TEXT BLOCK =>
^^^^

ALEXANDRIA, Va-As cancer care increasingly shifts from inpatient to outpatient services and consumers use the Internet to educate themselves about their disease and their options, cancer programs must concentrate more carefully on marketing themselves as the answer to potential patients’ needs, said Patti Jamieson, MSSW, MBA, service line administrator for oncology, University of Illinois at Chicago Medical Center.

ALEXANDRIA, Va—As cancer care increasingly shifts from inpatient to outpatient services and consumers use the Internet to educate themselves about their disease and their options, cancer programs must concentrate more carefully on marketing themselves as the answer to potential patients’ needs, said Patti Jamieson, MSSW, MBA, service line administrator for oncology, University of Illinois at Chicago Medical Center.

Speaking at the 25th Annual Meeting of the Association of Community Cancer Centers (ACCC), Ms. Jamieson emphasized the extreme importance of each center understanding its market and its strengths, and creating a marketing plan that successfully differentiates it from its competition.

^^^^

GIVEN RECORDS =>

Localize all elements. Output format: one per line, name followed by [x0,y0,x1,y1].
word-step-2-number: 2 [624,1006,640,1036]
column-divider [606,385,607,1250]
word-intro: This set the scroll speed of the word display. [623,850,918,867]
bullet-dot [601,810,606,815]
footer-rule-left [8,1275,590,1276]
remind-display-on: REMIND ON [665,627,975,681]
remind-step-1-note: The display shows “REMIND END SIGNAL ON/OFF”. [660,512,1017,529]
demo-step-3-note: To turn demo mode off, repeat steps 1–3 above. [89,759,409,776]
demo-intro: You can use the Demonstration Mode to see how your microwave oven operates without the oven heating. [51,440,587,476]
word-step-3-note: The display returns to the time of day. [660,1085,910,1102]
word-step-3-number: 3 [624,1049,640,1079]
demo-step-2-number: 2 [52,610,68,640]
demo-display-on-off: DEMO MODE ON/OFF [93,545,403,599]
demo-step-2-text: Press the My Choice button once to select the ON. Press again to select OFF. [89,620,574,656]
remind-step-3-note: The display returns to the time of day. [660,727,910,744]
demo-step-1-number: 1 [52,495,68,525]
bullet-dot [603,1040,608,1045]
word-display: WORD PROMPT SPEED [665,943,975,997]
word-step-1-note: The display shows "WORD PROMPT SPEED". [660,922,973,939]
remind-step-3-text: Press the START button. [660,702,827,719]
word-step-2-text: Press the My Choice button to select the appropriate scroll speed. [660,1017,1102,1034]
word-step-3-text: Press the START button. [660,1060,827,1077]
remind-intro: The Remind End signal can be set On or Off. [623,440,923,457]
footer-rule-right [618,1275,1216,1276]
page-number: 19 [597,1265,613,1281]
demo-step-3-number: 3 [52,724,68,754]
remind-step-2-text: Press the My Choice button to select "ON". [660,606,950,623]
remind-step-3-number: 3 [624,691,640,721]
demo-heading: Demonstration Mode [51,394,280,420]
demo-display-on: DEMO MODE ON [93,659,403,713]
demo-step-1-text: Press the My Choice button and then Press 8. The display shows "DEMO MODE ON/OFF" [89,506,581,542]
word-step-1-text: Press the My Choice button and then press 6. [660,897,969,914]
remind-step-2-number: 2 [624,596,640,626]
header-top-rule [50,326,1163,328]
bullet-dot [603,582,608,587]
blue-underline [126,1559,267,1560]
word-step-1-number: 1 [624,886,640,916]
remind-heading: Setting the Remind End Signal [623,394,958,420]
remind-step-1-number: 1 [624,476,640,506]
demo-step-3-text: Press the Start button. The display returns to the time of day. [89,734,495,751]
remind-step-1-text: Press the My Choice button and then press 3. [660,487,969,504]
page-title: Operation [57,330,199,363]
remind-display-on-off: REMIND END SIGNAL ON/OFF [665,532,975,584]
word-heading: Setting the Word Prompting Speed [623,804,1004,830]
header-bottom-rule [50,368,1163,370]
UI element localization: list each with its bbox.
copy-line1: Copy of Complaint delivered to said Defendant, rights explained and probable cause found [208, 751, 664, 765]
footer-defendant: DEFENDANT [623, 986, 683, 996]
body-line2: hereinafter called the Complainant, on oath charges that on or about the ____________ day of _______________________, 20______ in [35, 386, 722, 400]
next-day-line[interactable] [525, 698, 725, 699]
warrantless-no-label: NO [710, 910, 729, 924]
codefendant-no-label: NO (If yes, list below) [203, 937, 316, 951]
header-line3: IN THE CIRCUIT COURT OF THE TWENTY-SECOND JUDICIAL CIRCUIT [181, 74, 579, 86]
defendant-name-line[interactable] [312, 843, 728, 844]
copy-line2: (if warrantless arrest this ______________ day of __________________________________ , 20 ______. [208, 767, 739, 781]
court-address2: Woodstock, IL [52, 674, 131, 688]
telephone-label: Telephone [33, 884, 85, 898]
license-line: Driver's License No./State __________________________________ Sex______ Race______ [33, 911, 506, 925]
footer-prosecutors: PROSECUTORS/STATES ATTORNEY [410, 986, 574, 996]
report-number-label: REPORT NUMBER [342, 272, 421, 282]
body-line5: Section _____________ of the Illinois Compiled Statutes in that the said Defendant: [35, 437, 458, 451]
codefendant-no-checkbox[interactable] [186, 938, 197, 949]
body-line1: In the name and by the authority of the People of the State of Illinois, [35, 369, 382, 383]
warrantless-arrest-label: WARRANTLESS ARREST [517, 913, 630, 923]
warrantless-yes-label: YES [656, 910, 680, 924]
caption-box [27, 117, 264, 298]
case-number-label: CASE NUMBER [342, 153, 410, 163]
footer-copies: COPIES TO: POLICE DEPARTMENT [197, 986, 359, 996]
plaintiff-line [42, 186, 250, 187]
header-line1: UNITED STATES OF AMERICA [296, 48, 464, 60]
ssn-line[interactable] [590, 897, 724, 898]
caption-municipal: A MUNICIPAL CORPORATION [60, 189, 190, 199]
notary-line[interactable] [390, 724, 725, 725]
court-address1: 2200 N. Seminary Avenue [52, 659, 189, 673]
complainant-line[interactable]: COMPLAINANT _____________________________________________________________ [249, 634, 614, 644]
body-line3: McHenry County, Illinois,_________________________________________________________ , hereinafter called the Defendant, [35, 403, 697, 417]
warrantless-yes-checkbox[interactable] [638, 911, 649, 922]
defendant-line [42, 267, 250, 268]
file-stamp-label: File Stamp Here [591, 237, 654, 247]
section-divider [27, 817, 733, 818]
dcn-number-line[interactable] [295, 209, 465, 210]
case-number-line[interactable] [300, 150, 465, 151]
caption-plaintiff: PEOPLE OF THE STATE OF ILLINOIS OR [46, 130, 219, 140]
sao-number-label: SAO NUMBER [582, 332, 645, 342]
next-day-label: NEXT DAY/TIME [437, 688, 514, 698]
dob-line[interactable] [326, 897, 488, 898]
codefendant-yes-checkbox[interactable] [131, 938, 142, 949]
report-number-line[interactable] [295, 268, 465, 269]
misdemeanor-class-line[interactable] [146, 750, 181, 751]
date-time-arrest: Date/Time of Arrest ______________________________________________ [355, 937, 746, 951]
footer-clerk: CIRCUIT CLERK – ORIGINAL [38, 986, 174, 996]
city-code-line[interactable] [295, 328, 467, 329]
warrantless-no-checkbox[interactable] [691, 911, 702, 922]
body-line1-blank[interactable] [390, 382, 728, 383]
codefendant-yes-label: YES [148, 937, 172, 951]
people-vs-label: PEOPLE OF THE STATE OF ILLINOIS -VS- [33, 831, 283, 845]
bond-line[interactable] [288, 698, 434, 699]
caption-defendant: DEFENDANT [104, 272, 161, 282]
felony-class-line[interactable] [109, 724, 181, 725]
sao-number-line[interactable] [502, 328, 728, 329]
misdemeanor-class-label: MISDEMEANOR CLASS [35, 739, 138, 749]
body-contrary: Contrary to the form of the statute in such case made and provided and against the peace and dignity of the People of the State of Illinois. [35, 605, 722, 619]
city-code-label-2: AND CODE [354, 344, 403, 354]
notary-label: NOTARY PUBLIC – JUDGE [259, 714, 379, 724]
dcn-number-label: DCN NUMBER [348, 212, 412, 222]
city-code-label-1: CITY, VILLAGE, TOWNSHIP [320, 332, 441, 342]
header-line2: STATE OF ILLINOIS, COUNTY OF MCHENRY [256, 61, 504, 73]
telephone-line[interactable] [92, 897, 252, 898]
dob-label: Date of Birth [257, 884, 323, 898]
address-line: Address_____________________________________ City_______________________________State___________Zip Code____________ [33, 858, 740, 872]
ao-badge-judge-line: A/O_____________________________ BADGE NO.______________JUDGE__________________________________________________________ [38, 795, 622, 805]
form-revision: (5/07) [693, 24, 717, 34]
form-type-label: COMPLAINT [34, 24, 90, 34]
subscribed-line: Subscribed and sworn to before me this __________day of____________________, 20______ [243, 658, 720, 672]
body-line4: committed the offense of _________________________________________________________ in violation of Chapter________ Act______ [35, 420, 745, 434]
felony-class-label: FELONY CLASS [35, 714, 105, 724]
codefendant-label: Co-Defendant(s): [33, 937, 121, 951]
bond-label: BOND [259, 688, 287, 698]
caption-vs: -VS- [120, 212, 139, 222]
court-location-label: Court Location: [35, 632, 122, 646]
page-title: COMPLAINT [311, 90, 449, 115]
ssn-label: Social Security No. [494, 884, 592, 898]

^^^^

EXERCISE PROMPT =>
Please answer these questions about the cancer program marketing text:
1. What position does Patti Jamieson hold?
2. At what event was she speaking?
3. According to the text, cancer care is shifting from what kind of services to what kind?
The rows have nothing to do with the text.

ANSWER FOR THE TASK =>
1. Service line administrator for oncology, University of Illinois at Chicago Medical Center
2. The 25th Annual Meeting of the Association of Community Cancer Centers (ACCC)
3. From inpatient to outpatient services